- Goal
Wherever the string "name" appears in a line, extract that line.

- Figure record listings
%%

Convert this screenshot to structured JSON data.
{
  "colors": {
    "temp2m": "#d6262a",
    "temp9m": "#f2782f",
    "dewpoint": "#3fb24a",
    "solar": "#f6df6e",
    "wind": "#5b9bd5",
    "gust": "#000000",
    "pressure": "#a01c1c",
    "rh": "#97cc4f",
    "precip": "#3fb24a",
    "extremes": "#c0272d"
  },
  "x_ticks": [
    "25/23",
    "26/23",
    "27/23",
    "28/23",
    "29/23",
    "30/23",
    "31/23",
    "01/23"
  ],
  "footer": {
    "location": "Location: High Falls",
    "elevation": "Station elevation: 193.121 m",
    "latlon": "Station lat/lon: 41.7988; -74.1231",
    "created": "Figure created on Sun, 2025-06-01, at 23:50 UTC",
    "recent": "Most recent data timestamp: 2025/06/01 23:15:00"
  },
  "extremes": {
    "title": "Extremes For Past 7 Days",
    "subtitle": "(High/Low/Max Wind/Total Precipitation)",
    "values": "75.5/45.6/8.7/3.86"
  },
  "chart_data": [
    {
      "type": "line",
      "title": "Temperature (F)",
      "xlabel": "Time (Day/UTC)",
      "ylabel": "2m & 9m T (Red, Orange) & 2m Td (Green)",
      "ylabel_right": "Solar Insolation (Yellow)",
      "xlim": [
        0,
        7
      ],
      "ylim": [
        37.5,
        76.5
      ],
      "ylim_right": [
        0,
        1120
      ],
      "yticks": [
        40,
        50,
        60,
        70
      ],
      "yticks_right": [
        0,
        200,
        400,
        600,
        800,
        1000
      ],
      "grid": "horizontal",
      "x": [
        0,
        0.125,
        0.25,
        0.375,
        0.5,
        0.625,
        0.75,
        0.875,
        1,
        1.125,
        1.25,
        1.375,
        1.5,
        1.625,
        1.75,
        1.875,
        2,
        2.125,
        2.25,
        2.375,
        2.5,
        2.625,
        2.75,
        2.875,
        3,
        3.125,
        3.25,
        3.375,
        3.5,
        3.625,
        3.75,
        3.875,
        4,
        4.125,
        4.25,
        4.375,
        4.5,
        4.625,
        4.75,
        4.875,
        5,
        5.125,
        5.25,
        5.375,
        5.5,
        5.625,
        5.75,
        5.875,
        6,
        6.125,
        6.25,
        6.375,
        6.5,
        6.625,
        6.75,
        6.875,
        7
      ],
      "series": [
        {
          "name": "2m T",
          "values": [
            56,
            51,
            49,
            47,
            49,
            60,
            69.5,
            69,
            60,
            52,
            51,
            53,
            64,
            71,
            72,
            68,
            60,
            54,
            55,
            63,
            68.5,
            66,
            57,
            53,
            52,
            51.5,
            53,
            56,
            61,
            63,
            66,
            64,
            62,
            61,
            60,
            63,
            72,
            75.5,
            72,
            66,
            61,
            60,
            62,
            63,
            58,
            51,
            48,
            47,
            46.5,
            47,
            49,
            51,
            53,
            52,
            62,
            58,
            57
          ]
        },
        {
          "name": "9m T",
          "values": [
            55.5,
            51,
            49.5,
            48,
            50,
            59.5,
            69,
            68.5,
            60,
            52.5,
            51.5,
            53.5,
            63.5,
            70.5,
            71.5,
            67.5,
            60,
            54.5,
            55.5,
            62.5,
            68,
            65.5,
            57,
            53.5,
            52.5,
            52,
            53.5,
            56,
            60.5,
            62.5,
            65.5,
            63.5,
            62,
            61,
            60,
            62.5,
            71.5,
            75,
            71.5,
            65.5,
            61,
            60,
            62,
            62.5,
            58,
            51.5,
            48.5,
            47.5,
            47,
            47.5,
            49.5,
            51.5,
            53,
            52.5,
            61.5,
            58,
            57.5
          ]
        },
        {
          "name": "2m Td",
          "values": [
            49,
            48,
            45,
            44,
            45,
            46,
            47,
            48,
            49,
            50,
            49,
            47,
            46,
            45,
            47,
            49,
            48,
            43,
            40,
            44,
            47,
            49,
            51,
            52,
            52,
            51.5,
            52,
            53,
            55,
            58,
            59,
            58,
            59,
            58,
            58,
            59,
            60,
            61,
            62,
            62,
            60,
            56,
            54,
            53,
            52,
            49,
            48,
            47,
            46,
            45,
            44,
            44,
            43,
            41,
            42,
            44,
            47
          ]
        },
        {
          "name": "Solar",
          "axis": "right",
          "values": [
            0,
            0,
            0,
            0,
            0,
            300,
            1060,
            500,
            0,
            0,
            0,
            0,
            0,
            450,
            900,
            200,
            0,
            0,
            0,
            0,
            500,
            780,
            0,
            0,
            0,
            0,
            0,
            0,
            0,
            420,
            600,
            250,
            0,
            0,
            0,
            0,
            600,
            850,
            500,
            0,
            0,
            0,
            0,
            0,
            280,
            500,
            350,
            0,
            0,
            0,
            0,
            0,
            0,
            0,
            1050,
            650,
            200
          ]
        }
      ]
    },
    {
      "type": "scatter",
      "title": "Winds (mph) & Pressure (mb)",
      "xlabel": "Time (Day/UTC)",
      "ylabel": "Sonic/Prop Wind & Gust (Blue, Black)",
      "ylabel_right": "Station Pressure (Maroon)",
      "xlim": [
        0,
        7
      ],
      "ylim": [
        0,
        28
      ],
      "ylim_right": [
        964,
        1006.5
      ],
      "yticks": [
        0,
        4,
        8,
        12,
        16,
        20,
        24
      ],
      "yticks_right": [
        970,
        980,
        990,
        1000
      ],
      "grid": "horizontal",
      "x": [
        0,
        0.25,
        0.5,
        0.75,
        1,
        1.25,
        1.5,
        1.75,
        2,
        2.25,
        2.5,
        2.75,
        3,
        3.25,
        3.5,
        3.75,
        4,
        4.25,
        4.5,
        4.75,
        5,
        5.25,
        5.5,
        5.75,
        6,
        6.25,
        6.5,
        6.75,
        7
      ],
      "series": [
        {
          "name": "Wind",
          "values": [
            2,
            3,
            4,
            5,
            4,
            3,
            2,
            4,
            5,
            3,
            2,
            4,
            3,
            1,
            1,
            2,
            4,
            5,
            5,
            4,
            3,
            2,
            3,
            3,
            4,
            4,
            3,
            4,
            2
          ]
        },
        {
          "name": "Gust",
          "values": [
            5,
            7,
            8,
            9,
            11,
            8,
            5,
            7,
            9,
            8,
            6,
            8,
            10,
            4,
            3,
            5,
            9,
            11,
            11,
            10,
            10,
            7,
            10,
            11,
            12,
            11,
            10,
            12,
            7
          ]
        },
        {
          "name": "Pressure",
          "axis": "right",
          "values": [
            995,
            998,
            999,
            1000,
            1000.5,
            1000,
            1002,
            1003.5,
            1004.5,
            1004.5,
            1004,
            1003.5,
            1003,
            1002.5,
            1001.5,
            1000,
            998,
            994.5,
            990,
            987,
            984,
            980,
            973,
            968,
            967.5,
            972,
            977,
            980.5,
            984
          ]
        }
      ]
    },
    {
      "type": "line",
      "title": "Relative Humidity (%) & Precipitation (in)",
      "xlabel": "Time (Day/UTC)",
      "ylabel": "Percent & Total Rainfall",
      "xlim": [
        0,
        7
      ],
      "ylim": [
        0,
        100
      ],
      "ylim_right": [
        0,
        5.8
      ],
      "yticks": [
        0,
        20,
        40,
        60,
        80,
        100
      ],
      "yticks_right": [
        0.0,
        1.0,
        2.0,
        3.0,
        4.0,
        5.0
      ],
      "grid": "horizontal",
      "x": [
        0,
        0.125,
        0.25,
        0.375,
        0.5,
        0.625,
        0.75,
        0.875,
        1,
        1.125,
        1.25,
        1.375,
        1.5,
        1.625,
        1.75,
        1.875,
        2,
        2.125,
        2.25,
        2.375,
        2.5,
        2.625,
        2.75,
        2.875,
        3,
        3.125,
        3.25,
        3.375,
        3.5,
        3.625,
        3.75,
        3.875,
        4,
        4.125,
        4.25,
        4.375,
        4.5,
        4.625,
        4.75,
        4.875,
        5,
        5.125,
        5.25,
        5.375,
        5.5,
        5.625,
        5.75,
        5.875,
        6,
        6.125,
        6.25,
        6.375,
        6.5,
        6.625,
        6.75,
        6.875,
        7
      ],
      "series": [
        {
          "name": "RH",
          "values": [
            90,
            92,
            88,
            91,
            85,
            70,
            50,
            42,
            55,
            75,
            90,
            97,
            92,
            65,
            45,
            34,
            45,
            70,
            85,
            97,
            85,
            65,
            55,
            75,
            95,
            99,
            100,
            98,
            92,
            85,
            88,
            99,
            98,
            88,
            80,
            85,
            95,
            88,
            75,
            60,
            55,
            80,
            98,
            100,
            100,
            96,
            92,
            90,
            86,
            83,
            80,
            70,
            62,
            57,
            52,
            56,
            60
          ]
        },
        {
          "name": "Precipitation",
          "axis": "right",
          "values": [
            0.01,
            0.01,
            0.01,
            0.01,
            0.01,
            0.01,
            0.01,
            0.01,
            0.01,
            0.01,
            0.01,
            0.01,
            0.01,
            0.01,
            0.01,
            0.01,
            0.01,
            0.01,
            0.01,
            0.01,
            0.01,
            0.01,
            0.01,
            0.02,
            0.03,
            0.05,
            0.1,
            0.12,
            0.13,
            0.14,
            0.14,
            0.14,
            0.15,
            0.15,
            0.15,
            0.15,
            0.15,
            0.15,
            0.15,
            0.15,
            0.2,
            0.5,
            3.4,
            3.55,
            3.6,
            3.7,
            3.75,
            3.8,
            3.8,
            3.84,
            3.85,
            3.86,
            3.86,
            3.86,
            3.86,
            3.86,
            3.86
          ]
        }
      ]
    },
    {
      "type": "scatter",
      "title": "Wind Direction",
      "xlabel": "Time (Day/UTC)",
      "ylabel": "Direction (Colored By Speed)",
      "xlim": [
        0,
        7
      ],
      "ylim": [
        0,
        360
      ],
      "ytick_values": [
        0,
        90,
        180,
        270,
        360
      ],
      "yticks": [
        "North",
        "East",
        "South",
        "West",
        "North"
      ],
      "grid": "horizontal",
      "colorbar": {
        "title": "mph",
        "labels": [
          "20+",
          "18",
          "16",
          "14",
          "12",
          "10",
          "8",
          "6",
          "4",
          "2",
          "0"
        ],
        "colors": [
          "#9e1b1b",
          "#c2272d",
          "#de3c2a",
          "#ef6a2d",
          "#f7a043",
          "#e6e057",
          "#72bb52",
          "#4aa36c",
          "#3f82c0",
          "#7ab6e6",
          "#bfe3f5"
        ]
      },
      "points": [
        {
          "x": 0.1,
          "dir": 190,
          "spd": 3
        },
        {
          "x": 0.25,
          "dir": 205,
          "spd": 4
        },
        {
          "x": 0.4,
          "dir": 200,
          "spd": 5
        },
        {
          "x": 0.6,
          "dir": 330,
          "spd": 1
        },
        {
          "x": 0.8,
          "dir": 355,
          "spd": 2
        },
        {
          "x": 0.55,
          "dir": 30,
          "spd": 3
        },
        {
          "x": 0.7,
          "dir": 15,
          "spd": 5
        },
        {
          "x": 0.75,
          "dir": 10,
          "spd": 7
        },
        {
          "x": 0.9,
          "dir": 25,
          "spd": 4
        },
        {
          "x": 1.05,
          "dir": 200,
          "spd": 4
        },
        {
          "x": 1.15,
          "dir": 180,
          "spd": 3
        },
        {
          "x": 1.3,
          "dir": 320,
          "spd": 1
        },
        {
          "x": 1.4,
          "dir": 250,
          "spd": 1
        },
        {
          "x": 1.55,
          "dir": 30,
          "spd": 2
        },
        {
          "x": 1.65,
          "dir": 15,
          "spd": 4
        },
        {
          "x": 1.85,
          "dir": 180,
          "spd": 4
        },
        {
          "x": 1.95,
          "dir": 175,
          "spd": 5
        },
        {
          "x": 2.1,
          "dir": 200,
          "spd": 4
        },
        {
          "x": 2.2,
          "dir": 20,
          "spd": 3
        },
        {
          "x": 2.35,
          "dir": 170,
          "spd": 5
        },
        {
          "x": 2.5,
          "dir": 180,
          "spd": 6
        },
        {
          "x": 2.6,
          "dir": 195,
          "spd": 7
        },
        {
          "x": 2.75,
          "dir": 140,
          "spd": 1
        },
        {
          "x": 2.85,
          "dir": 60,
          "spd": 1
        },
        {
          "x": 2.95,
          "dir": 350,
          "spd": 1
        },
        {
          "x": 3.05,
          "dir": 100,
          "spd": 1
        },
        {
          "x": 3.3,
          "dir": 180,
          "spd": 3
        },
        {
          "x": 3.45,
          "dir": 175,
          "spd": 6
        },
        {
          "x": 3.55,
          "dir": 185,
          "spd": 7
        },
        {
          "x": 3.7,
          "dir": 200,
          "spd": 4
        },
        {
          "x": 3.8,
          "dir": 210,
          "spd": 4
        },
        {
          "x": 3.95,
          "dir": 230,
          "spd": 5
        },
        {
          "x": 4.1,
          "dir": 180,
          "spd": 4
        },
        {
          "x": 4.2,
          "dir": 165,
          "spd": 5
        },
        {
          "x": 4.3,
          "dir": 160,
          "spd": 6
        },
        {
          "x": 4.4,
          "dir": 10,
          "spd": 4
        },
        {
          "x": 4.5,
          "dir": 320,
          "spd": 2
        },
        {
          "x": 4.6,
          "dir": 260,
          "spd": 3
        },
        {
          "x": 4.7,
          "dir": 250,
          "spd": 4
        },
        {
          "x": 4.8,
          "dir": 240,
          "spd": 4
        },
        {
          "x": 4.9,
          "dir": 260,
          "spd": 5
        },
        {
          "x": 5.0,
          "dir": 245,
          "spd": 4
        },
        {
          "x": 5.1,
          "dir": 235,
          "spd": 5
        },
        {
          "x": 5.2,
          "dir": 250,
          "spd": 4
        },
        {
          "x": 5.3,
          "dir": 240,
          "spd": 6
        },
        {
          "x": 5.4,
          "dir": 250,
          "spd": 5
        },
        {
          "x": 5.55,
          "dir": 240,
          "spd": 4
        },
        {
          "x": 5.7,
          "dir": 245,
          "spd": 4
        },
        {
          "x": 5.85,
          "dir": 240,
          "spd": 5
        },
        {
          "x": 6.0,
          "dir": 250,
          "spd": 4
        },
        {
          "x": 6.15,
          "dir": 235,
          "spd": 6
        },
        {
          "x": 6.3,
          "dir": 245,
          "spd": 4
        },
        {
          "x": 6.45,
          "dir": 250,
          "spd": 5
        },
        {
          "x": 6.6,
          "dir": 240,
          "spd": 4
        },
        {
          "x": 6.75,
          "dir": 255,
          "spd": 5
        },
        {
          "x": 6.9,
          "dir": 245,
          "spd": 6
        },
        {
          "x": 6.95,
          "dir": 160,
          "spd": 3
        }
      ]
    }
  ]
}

%%

- Exercise answer
          "name": "2m T",
          "name": "9m T",
          "name": "2m Td",
          "name": "Solar",
          "name": "Wind",
          "name": "Gust",
          "name": "Pressure",
          "name": "RH",
          "name": "Precipitation",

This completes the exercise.